WORK TO DO -> Of the lines below, how many hold the string "name"? Give only the number.

::::::

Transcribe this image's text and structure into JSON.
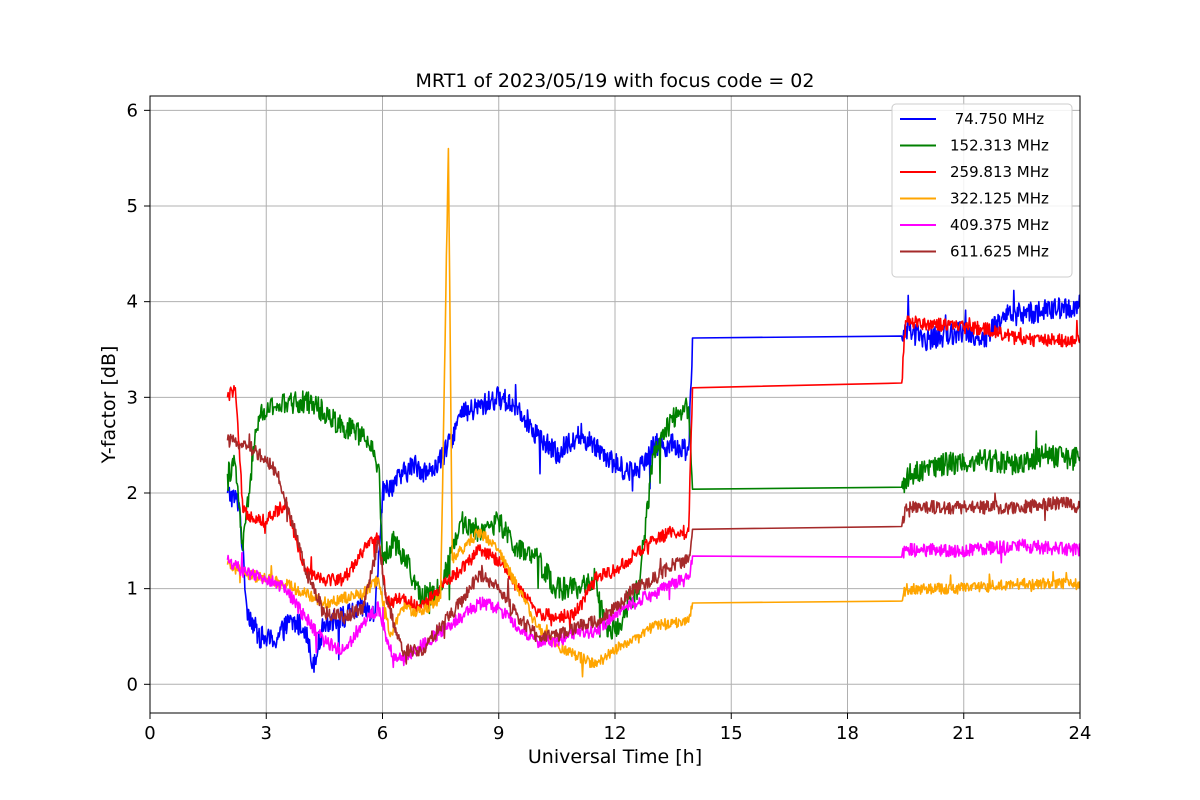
{
  "chart_data": {
    "type": "line",
    "title": "MRT1 of 2023/05/19 with focus code = 02",
    "xlabel": "Universal Time [h]",
    "ylabel": "Y-factor [dB]",
    "xlim": [
      0,
      24
    ],
    "ylim": [
      -0.3,
      6.15
    ],
    "xticks": [
      0,
      3,
      6,
      9,
      12,
      15,
      18,
      21,
      24
    ],
    "xtick_labels": [
      "0",
      "3",
      "6",
      "9",
      "12",
      "15",
      "18",
      "21",
      "24"
    ],
    "yticks": [
      0,
      1,
      2,
      3,
      4,
      5,
      6
    ],
    "ytick_labels": [
      "0",
      "1",
      "2",
      "3",
      "4",
      "5",
      "6"
    ],
    "grid": true,
    "legend_position": "top-right",
    "series": [
      {
        "name": " 74.750 MHz",
        "color": "#0000ff",
        "noise": 0.12,
        "points": [
          [
            2.0,
            2.0
          ],
          [
            2.3,
            1.9
          ],
          [
            2.5,
            0.8
          ],
          [
            2.8,
            0.5
          ],
          [
            3.2,
            0.45
          ],
          [
            3.6,
            0.65
          ],
          [
            4.0,
            0.6
          ],
          [
            4.2,
            0.2
          ],
          [
            4.5,
            0.65
          ],
          [
            5.0,
            0.7
          ],
          [
            5.5,
            0.8
          ],
          [
            5.8,
            0.7
          ],
          [
            6.0,
            2.0
          ],
          [
            6.3,
            2.1
          ],
          [
            6.8,
            2.3
          ],
          [
            7.2,
            2.2
          ],
          [
            7.6,
            2.4
          ],
          [
            8.0,
            2.8
          ],
          [
            8.5,
            2.9
          ],
          [
            9.0,
            3.0
          ],
          [
            9.5,
            2.9
          ],
          [
            10.0,
            2.6
          ],
          [
            10.5,
            2.4
          ],
          [
            11.0,
            2.6
          ],
          [
            11.5,
            2.5
          ],
          [
            12.0,
            2.3
          ],
          [
            12.5,
            2.2
          ],
          [
            13.0,
            2.5
          ],
          [
            13.5,
            2.5
          ],
          [
            13.9,
            2.45
          ],
          [
            14.0,
            3.62
          ],
          [
            19.4,
            3.64
          ],
          [
            19.6,
            3.7
          ],
          [
            20.0,
            3.6
          ],
          [
            21.0,
            3.7
          ],
          [
            21.5,
            3.6
          ],
          [
            22.0,
            3.85
          ],
          [
            23.0,
            3.9
          ],
          [
            24.0,
            3.95
          ]
        ],
        "gaps": [
          [
            14.0,
            19.4
          ]
        ]
      },
      {
        "name": "152.313 MHz",
        "color": "#008000",
        "noise": 0.12,
        "points": [
          [
            2.0,
            2.2
          ],
          [
            2.2,
            2.3
          ],
          [
            2.4,
            1.4
          ],
          [
            2.6,
            2.2
          ],
          [
            2.8,
            2.8
          ],
          [
            3.2,
            2.9
          ],
          [
            3.8,
            2.95
          ],
          [
            4.2,
            2.95
          ],
          [
            4.6,
            2.8
          ],
          [
            5.0,
            2.7
          ],
          [
            5.5,
            2.6
          ],
          [
            5.9,
            2.3
          ],
          [
            6.0,
            1.3
          ],
          [
            6.3,
            1.5
          ],
          [
            6.6,
            1.3
          ],
          [
            7.0,
            0.9
          ],
          [
            7.5,
            1.0
          ],
          [
            8.0,
            1.7
          ],
          [
            8.5,
            1.6
          ],
          [
            9.0,
            1.7
          ],
          [
            9.5,
            1.4
          ],
          [
            10.0,
            1.3
          ],
          [
            10.5,
            1.0
          ],
          [
            11.0,
            1.0
          ],
          [
            11.5,
            1.1
          ],
          [
            11.8,
            0.5
          ],
          [
            12.2,
            0.7
          ],
          [
            12.6,
            1.0
          ],
          [
            13.0,
            2.4
          ],
          [
            13.5,
            2.8
          ],
          [
            13.9,
            2.9
          ],
          [
            14.0,
            2.04
          ],
          [
            19.4,
            2.06
          ],
          [
            19.6,
            2.2
          ],
          [
            20.5,
            2.3
          ],
          [
            21.5,
            2.35
          ],
          [
            22.5,
            2.3
          ],
          [
            23.0,
            2.4
          ],
          [
            24.0,
            2.35
          ]
        ],
        "gaps": [
          [
            14.0,
            19.4
          ]
        ]
      },
      {
        "name": "259.813 MHz",
        "color": "#ff0000",
        "noise": 0.07,
        "points": [
          [
            2.0,
            3.0
          ],
          [
            2.2,
            3.1
          ],
          [
            2.4,
            1.8
          ],
          [
            3.0,
            1.7
          ],
          [
            3.5,
            1.9
          ],
          [
            4.0,
            1.2
          ],
          [
            4.5,
            1.1
          ],
          [
            5.0,
            1.1
          ],
          [
            5.5,
            1.4
          ],
          [
            5.9,
            1.55
          ],
          [
            6.1,
            0.85
          ],
          [
            6.5,
            0.9
          ],
          [
            7.0,
            0.8
          ],
          [
            7.5,
            1.0
          ],
          [
            8.0,
            1.2
          ],
          [
            8.5,
            1.4
          ],
          [
            9.0,
            1.3
          ],
          [
            9.5,
            1.0
          ],
          [
            10.0,
            0.75
          ],
          [
            10.5,
            0.7
          ],
          [
            11.0,
            0.75
          ],
          [
            11.5,
            1.1
          ],
          [
            12.0,
            1.2
          ],
          [
            12.5,
            1.35
          ],
          [
            13.0,
            1.5
          ],
          [
            13.5,
            1.6
          ],
          [
            13.9,
            1.6
          ],
          [
            14.0,
            3.1
          ],
          [
            19.4,
            3.15
          ],
          [
            19.5,
            3.8
          ],
          [
            20.5,
            3.75
          ],
          [
            21.5,
            3.72
          ],
          [
            22.5,
            3.6
          ],
          [
            23.5,
            3.6
          ],
          [
            24.0,
            3.6
          ]
        ],
        "gaps": [
          [
            14.0,
            19.4
          ]
        ]
      },
      {
        "name": "322.125 MHz",
        "color": "#ffa500",
        "noise": 0.06,
        "points": [
          [
            2.0,
            1.25
          ],
          [
            2.5,
            1.15
          ],
          [
            3.0,
            1.1
          ],
          [
            3.5,
            1.05
          ],
          [
            4.0,
            0.95
          ],
          [
            4.5,
            0.85
          ],
          [
            5.0,
            0.9
          ],
          [
            5.5,
            0.95
          ],
          [
            5.9,
            1.1
          ],
          [
            6.2,
            0.5
          ],
          [
            6.5,
            0.8
          ],
          [
            7.0,
            0.75
          ],
          [
            7.5,
            0.9
          ],
          [
            7.7,
            5.6
          ],
          [
            7.8,
            1.3
          ],
          [
            8.5,
            1.6
          ],
          [
            9.0,
            1.4
          ],
          [
            9.5,
            1.0
          ],
          [
            10.0,
            0.6
          ],
          [
            10.5,
            0.4
          ],
          [
            11.0,
            0.3
          ],
          [
            11.5,
            0.2
          ],
          [
            11.8,
            0.3
          ],
          [
            12.5,
            0.5
          ],
          [
            13.0,
            0.6
          ],
          [
            13.5,
            0.65
          ],
          [
            13.9,
            0.65
          ],
          [
            14.0,
            0.85
          ],
          [
            19.4,
            0.87
          ],
          [
            19.5,
            1.0
          ],
          [
            21.0,
            1.0
          ],
          [
            22.5,
            1.05
          ],
          [
            24.0,
            1.05
          ]
        ],
        "gaps": [
          [
            14.0,
            19.4
          ]
        ]
      },
      {
        "name": "409.375 MHz",
        "color": "#ff00ff",
        "noise": 0.07,
        "points": [
          [
            2.0,
            1.3
          ],
          [
            2.5,
            1.15
          ],
          [
            3.0,
            1.1
          ],
          [
            3.5,
            1.0
          ],
          [
            4.0,
            0.7
          ],
          [
            4.5,
            0.45
          ],
          [
            5.0,
            0.35
          ],
          [
            5.5,
            0.65
          ],
          [
            5.9,
            0.8
          ],
          [
            6.2,
            0.35
          ],
          [
            6.5,
            0.25
          ],
          [
            7.0,
            0.4
          ],
          [
            7.5,
            0.55
          ],
          [
            8.0,
            0.7
          ],
          [
            8.5,
            0.85
          ],
          [
            9.0,
            0.8
          ],
          [
            9.5,
            0.6
          ],
          [
            10.0,
            0.45
          ],
          [
            10.5,
            0.45
          ],
          [
            11.0,
            0.55
          ],
          [
            11.5,
            0.55
          ],
          [
            12.0,
            0.75
          ],
          [
            12.5,
            0.85
          ],
          [
            13.0,
            0.95
          ],
          [
            13.5,
            1.05
          ],
          [
            13.9,
            1.1
          ],
          [
            14.0,
            1.34
          ],
          [
            19.4,
            1.33
          ],
          [
            19.5,
            1.4
          ],
          [
            21.0,
            1.4
          ],
          [
            22.5,
            1.45
          ],
          [
            24.0,
            1.4
          ]
        ],
        "gaps": [
          [
            14.0,
            19.4
          ]
        ]
      },
      {
        "name": "611.625 MHz",
        "color": "#a52a2a",
        "noise": 0.07,
        "points": [
          [
            2.0,
            2.55
          ],
          [
            2.5,
            2.5
          ],
          [
            3.0,
            2.35
          ],
          [
            3.3,
            2.2
          ],
          [
            3.6,
            1.8
          ],
          [
            4.0,
            1.2
          ],
          [
            4.5,
            0.75
          ],
          [
            5.0,
            0.7
          ],
          [
            5.5,
            0.8
          ],
          [
            5.9,
            1.5
          ],
          [
            6.1,
            0.9
          ],
          [
            6.5,
            0.35
          ],
          [
            7.0,
            0.35
          ],
          [
            7.5,
            0.6
          ],
          [
            8.0,
            0.85
          ],
          [
            8.5,
            1.15
          ],
          [
            9.0,
            1.0
          ],
          [
            9.5,
            0.7
          ],
          [
            10.0,
            0.5
          ],
          [
            10.5,
            0.5
          ],
          [
            11.0,
            0.6
          ],
          [
            11.5,
            0.65
          ],
          [
            12.0,
            0.8
          ],
          [
            12.5,
            1.0
          ],
          [
            13.0,
            1.1
          ],
          [
            13.5,
            1.25
          ],
          [
            13.9,
            1.3
          ],
          [
            14.0,
            1.62
          ],
          [
            19.4,
            1.65
          ],
          [
            19.5,
            1.85
          ],
          [
            21.0,
            1.85
          ],
          [
            22.5,
            1.85
          ],
          [
            23.5,
            1.9
          ],
          [
            24.0,
            1.85
          ]
        ],
        "gaps": [
          [
            14.0,
            19.4
          ]
        ]
      }
    ]
  }
}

::::::

RIGHT ANSWER -> 6